### Problem description
From the entries below, copy every line holding the word "quod".

Stored entries

↓↓↓

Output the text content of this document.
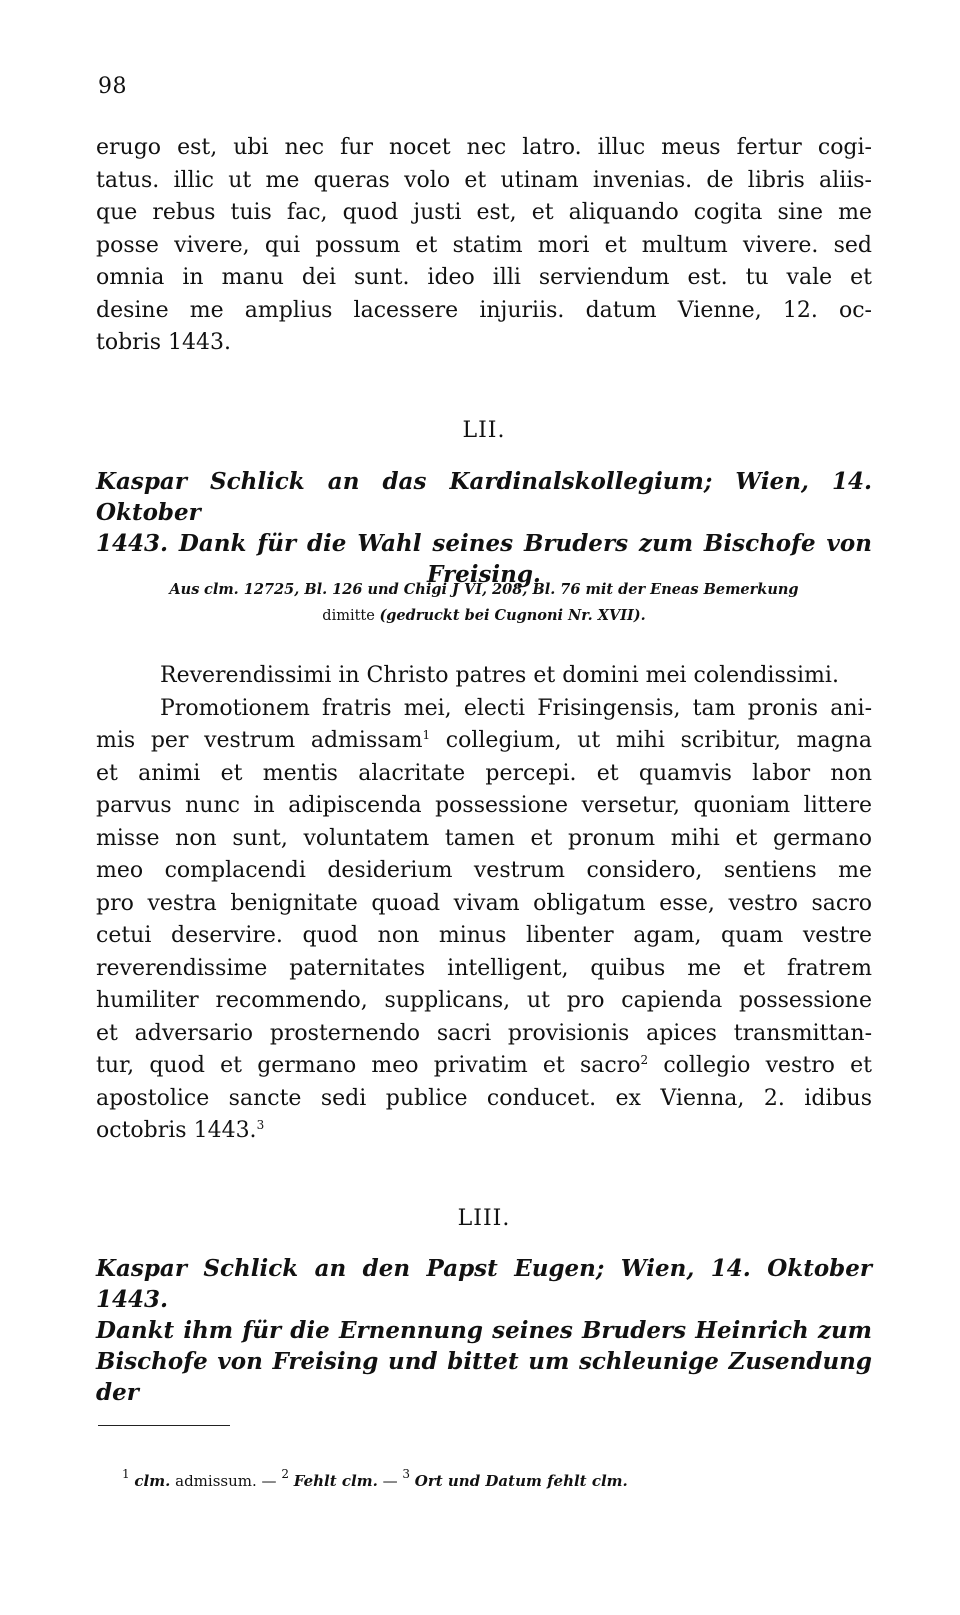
98
erugo est, ubi nec fur nocet nec latro. illuc meus fertur cogi-
tatus. illic ut me queras volo et utinam invenias. de libris aliis-
que rebus tuis fac, quod justi est, et aliquando cogita sine me
posse vivere, qui possum et statim mori et multum vivere. sed
omnia in manu dei sunt. ideo illi serviendum est. tu vale et
desine me amplius lacessere injuriis. datum Vienne, 12. oc-
tobris 1443.
LII.
Kaspar Schlick an das Kardinalskollegium; Wien, 14. Oktober
1443. Dank für die Wahl seines Bruders zum Bischofe von
Freising.
Aus clm. 12725, Bl. 126 und Chigi J VI, 208, Bl. 76 mit der Eneas Bemerkung
dimitte (gedruckt bei Cugnoni Nr. XVII).
Reverendissimi in Christo patres et domini mei colendissimi.
Promotionem fratris mei, electi Frisingensis, tam pronis ani-
mis per vestrum admissam$^1$ collegium, ut mihi scribitur, magna
et animi et mentis alacritate percepi. et quamvis labor non
parvus nunc in adipiscenda possessione versetur, quoniam littere
misse non sunt, voluntatem tamen et pronum mihi et germano
meo complacendi desiderium vestrum considero, sentiens me
pro vestra benignitate quoad vivam obligatum esse, vestro sacro
cetui deservire. quod non minus libenter agam, quam vestre
reverendissime paternitates intelligent, quibus me et fratrem
humiliter recommendo, supplicans, ut pro capienda possessione
et adversario prosternendo sacri provisionis apices transmittan-
tur, quod et germano meo privatim et sacro$^2$ collegio vestro et
apostolice sancte sedi publice conducet. ex Vienna, 2. idibus
octobris 1443.$^3$
LIII.
Kaspar Schlick an den Papst Eugen; Wien, 14. Oktober 1443.
Dankt ihm für die Ernennung seines Bruders Heinrich zum
Bischofe von Freising und bittet um schleunige Zusendung der
$^1$ clm. admissum. — $^2$ Fehlt clm. — $^3$ Ort und Datum fehlt clm.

↑↑↑

### Answer to the problem
que rebus tuis fac, quod justi est, et aliquando cogita sine me
cetui deservire. quod non minus libenter agam, quam vestre
tur, quod et germano meo privatim et sacro$^2$ collegio vestro et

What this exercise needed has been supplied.